Aim of the task:
Return every record below exactly as written, but leave out the pictures.

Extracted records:
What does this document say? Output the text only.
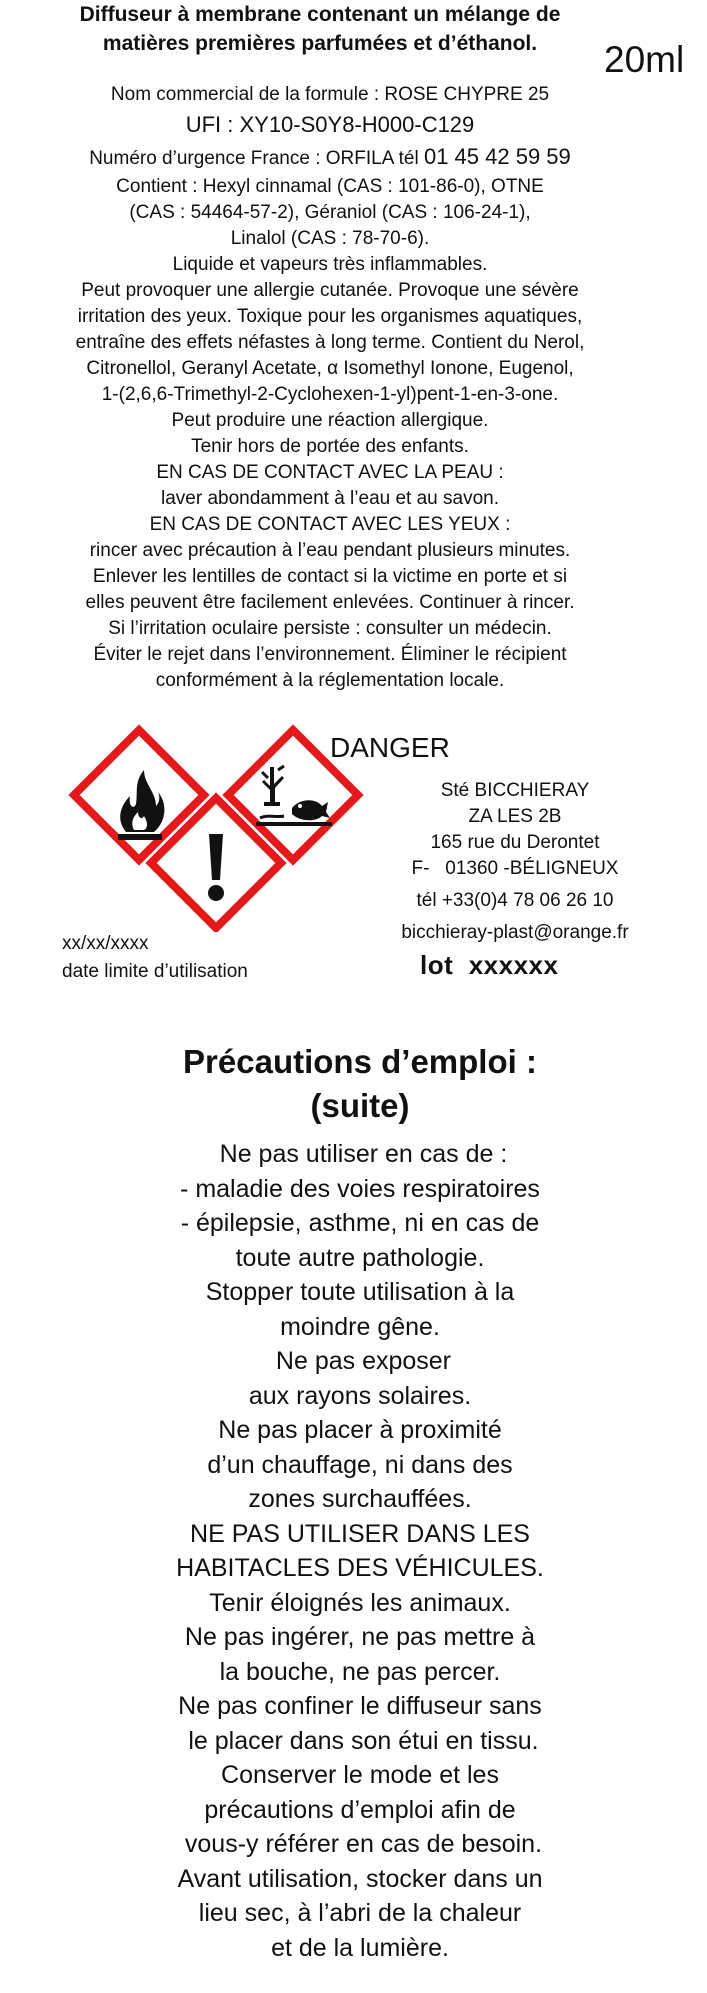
Diffuseur à membrane contenant un mélange de
matières premières parfumées et d’éthanol.	20ml
Nom commercial de la formule : ROSE CHYPRE 25
UFI : XY10-S0Y8-H000-C129
Numéro d’urgence France : ORFILA tél 01 45 42 59 59
Contient : Hexyl cinnamal (CAS : 101-86-0), OTNE
(CAS : 54464-57-2), Géraniol (CAS : 106-24-1),
Linalol (CAS : 78-70-6).
Liquide et vapeurs très inflammables.
Peut provoquer une allergie cutanée. Provoque une sévère
irritation des yeux. Toxique pour les organismes aquatiques,
entraîne des effets néfastes à long terme. Contient du Nerol,
Citronellol, Geranyl Acetate, α Isomethyl Ionone, Eugenol,
1-(2,6,6-Trimethyl-2-Cyclohexen-1-yl)pent-1-en-3-one.
Peut produire une réaction allergique.
Tenir hors de portée des enfants.
EN CAS DE CONTACT AVEC LA PEAU :
laver abondamment à l’eau et au savon.
EN CAS DE CONTACT AVEC LES YEUX :
rincer avec précaution à l’eau pendant plusieurs minutes.
Enlever les lentilles de contact si la victime en porte et si
elles peuvent être facilement enlevées. Continuer à rincer.
Si l’irritation oculaire persiste : consulter un médecin.
Éviter le rejet dans l’environnement. Éliminer le récipient
conformément à la réglementation locale.
DANGER
Sté BICCHIERAY
ZA LES 2B
165 rue du Derontet
F-   01360 -BÉLIGNEUX
tél +33(0)4 78 06 26 10
bicchieray-plast@orange.fr
lot  xxxxxx
xx/xx/xxxx
date limite d’utilisation
Précautions d’emploi :
(suite)
Ne pas utiliser en cas de :
- maladie des voies respiratoires
- épilepsie, asthme, ni en cas de
toute autre pathologie.
Stopper toute utilisation à la
moindre gêne.
Ne pas exposer
aux rayons solaires.
Ne pas placer à proximité
d’un chauffage, ni dans des
zones surchauffées.
NE PAS UTILISER DANS LES
HABITACLES DES VÉHICULES.
Tenir éloignés les animaux.
Ne pas ingérer, ne pas mettre à
la bouche, ne pas percer.
Ne pas confiner le diffuseur sans
le placer dans son étui en tissu.
Conserver le mode et les
précautions d’emploi afin de
vous-y référer en cas de besoin.
Avant utilisation, stocker dans un
lieu sec, à l’abri de la chaleur
et de la lumière.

Expected answer:
What does this document say? Output the text only.
Diffuseur à membrane contenant un mélange de
matières premières parfumées et d’éthanol.	20ml
Nom commercial de la formule : ROSE CHYPRE 25
UFI : XY10-S0Y8-H000-C129
Numéro d’urgence France : ORFILA tél 01 45 42 59 59
Contient : Hexyl cinnamal (CAS : 101-86-0), OTNE
(CAS : 54464-57-2), Géraniol (CAS : 106-24-1),
Linalol (CAS : 78-70-6).
Liquide et vapeurs très inflammables.
Peut provoquer une allergie cutanée. Provoque une sévère
irritation des yeux. Toxique pour les organismes aquatiques,
entraîne des effets néfastes à long terme. Contient du Nerol,
Citronellol, Geranyl Acetate, α Isomethyl Ionone, Eugenol,
1-(2,6,6-Trimethyl-2-Cyclohexen-1-yl)pent-1-en-3-one.
Peut produire une réaction allergique.
Tenir hors de portée des enfants.
EN CAS DE CONTACT AVEC LA PEAU :
laver abondamment à l’eau et au savon.
EN CAS DE CONTACT AVEC LES YEUX :
rincer avec précaution à l’eau pendant plusieurs minutes.
Enlever les lentilles de contact si la victime en porte et si
elles peuvent être facilement enlevées. Continuer à rincer.
Si l’irritation oculaire persiste : consulter un médecin.
Éviter le rejet dans l’environnement. Éliminer le récipient
conformément à la réglementation locale.
DANGER
Sté BICCHIERAY
ZA LES 2B
165 rue du Derontet
F-   01360 -BÉLIGNEUX
tél +33(0)4 78 06 26 10
bicchieray-plast@orange.fr
lot  xxxxxx
xx/xx/xxxx
date limite d’utilisation
Précautions d’emploi :
(suite)
Ne pas utiliser en cas de :
- maladie des voies respiratoires
- épilepsie, asthme, ni en cas de
toute autre pathologie.
Stopper toute utilisation à la
moindre gêne.
Ne pas exposer
aux rayons solaires.
Ne pas placer à proximité
d’un chauffage, ni dans des
zones surchauffées.
NE PAS UTILISER DANS LES
HABITACLES DES VÉHICULES.
Tenir éloignés les animaux.
Ne pas ingérer, ne pas mettre à
la bouche, ne pas percer.
Ne pas confiner le diffuseur sans
le placer dans son étui en tissu.
Conserver le mode et les
précautions d’emploi afin de
vous-y référer en cas de besoin.
Avant utilisation, stocker dans un
lieu sec, à l’abri de la chaleur
et de la lumière.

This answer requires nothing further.